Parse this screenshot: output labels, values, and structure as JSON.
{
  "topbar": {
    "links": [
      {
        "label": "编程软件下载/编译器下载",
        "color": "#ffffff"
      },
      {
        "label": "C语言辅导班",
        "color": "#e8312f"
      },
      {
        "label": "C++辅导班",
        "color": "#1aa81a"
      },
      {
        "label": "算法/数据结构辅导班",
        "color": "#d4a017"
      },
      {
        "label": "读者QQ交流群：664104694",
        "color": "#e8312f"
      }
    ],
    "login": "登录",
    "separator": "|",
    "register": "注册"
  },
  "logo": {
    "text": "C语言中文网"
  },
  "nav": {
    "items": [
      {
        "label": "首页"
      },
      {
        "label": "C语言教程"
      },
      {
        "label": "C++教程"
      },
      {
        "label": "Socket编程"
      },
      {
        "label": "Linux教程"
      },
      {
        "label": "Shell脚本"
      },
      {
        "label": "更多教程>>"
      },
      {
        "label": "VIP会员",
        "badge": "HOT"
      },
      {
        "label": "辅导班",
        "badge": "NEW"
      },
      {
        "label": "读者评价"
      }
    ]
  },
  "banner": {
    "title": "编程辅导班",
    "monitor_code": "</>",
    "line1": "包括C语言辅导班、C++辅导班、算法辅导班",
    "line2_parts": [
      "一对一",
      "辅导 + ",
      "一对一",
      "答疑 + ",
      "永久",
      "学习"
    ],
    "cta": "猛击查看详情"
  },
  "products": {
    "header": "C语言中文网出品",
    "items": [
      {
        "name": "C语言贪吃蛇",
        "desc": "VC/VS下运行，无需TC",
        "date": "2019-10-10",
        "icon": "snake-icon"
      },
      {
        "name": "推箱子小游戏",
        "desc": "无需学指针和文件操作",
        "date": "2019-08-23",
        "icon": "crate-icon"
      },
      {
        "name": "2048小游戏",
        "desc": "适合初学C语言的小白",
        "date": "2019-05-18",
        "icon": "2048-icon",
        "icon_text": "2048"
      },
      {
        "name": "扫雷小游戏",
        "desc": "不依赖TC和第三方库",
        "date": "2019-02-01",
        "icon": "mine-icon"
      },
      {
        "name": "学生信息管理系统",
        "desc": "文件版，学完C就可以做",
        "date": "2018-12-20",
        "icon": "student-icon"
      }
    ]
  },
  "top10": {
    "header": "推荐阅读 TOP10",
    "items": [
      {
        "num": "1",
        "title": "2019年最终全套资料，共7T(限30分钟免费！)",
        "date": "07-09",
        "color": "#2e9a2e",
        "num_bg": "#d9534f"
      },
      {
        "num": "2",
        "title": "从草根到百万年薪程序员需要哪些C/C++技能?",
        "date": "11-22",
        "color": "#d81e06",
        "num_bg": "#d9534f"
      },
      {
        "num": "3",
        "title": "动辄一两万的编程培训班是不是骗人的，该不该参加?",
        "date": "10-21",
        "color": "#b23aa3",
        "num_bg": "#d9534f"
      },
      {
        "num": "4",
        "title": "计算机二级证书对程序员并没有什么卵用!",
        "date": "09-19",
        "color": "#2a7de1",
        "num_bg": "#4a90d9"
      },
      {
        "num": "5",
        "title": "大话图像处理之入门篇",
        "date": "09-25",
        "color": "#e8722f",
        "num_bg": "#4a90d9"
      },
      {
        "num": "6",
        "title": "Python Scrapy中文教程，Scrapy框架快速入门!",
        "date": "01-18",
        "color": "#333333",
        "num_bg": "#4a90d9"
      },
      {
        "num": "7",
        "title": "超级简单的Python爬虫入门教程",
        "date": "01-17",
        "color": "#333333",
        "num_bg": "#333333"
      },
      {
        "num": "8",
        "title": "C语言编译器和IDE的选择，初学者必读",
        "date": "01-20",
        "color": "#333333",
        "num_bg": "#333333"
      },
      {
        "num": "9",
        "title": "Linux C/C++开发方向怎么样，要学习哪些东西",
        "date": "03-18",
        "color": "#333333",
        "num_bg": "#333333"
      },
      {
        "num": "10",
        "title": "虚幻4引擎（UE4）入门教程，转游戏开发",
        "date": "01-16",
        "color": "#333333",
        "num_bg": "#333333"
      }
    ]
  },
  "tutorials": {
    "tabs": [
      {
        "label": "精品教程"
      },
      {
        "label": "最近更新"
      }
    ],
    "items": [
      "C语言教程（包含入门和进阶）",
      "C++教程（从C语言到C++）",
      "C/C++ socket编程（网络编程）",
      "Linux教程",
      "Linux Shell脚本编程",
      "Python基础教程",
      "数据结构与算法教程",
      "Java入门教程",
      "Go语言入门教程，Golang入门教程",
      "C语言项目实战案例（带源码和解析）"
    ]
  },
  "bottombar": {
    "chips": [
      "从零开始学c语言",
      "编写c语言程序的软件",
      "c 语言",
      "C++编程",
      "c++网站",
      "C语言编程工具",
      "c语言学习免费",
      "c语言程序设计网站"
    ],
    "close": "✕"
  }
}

■ DIRECTIONS: Each line of the material above needs to be quoted exactly, please.

■ ANSWER FOR THE TASK:
Parse this screenshot: output labels, values, and structure as JSON.
{
  "topbar": {
    "links": [
      {
        "label": "编程软件下载/编译器下载",
        "color": "#ffffff"
      },
      {
        "label": "C语言辅导班",
        "color": "#e8312f"
      },
      {
        "label": "C++辅导班",
        "color": "#1aa81a"
      },
      {
        "label": "算法/数据结构辅导班",
        "color": "#d4a017"
      },
      {
        "label": "读者QQ交流群：664104694",
        "color": "#e8312f"
      }
    ],
    "login": "登录",
    "separator": "|",
    "register": "注册"
  },
  "logo": {
    "text": "C语言中文网"
  },
  "nav": {
    "items": [
      {
        "label": "首页"
      },
      {
        "label": "C语言教程"
      },
      {
        "label": "C++教程"
      },
      {
        "label": "Socket编程"
      },
      {
        "label": "Linux教程"
      },
      {
        "label": "Shell脚本"
      },
      {
        "label": "更多教程>>"
      },
      {
        "label": "VIP会员",
        "badge": "HOT"
      },
      {
        "label": "辅导班",
        "badge": "NEW"
      },
      {
        "label": "读者评价"
      }
    ]
  },
  "banner": {
    "title": "编程辅导班",
    "monitor_code": "</>",
    "line1": "包括C语言辅导班、C++辅导班、算法辅导班",
    "line2_parts": [
      "一对一",
      "辅导 + ",
      "一对一",
      "答疑 + ",
      "永久",
      "学习"
    ],
    "cta": "猛击查看详情"
  },
  "products": {
    "header": "C语言中文网出品",
    "items": [
      {
        "name": "C语言贪吃蛇",
        "desc": "VC/VS下运行，无需TC",
        "date": "2019-10-10",
        "icon": "snake-icon"
      },
      {
        "name": "推箱子小游戏",
        "desc": "无需学指针和文件操作",
        "date": "2019-08-23",
        "icon": "crate-icon"
      },
      {
        "name": "2048小游戏",
        "desc": "适合初学C语言的小白",
        "date": "2019-05-18",
        "icon": "2048-icon",
        "icon_text": "2048"
      },
      {
        "name": "扫雷小游戏",
        "desc": "不依赖TC和第三方库",
        "date": "2019-02-01",
        "icon": "mine-icon"
      },
      {
        "name": "学生信息管理系统",
        "desc": "文件版，学完C就可以做",
        "date": "2018-12-20",
        "icon": "student-icon"
      }
    ]
  },
  "top10": {
    "header": "推荐阅读 TOP10",
    "items": [
      {
        "num": "1",
        "title": "2019年最终全套资料，共7T(限30分钟免费！)",
        "date": "07-09",
        "color": "#2e9a2e",
        "num_bg": "#d9534f"
      },
      {
        "num": "2",
        "title": "从草根到百万年薪程序员需要哪些C/C++技能?",
        "date": "11-22",
        "color": "#d81e06",
        "num_bg": "#d9534f"
      },
      {
        "num": "3",
        "title": "动辄一两万的编程培训班是不是骗人的，该不该参加?",
        "date": "10-21",
        "color": "#b23aa3",
        "num_bg": "#d9534f"
      },
      {
        "num": "4",
        "title": "计算机二级证书对程序员并没有什么卵用!",
        "date": "09-19",
        "color": "#2a7de1",
        "num_bg": "#4a90d9"
      },
      {
        "num": "5",
        "title": "大话图像处理之入门篇",
        "date": "09-25",
        "color": "#e8722f",
        "num_bg": "#4a90d9"
      },
      {
        "num": "6",
        "title": "Python Scrapy中文教程，Scrapy框架快速入门!",
        "date": "01-18",
        "color": "#333333",
        "num_bg": "#4a90d9"
      },
      {
        "num": "7",
        "title": "超级简单的Python爬虫入门教程",
        "date": "01-17",
        "color": "#333333",
        "num_bg": "#333333"
      },
      {
        "num": "8",
        "title": "C语言编译器和IDE的选择，初学者必读",
        "date": "01-20",
        "color": "#333333",
        "num_bg": "#333333"
      },
      {
        "num": "9",
        "title": "Linux C/C++开发方向怎么样，要学习哪些东西",
        "date": "03-18",
        "color": "#333333",
        "num_bg": "#333333"
      },
      {
        "num": "10",
        "title": "虚幻4引擎（UE4）入门教程，转游戏开发",
        "date": "01-16",
        "color": "#333333",
        "num_bg": "#333333"
      }
    ]
  },
  "tutorials": {
    "tabs": [
      {
        "label": "精品教程"
      },
      {
        "label": "最近更新"
      }
    ],
    "items": [
      "C语言教程（包含入门和进阶）",
      "C++教程（从C语言到C++）",
      "C/C++ socket编程（网络编程）",
      "Linux教程",
      "Linux Shell脚本编程",
      "Python基础教程",
      "数据结构与算法教程",
      "Java入门教程",
      "Go语言入门教程，Golang入门教程",
      "C语言项目实战案例（带源码和解析）"
    ]
  },
  "bottombar": {
    "chips": [
      "从零开始学c语言",
      "编写c语言程序的软件",
      "c 语言",
      "C++编程",
      "c++网站",
      "C语言编程工具",
      "c语言学习免费",
      "c语言程序设计网站"
    ],
    "close": "✕"
  }
}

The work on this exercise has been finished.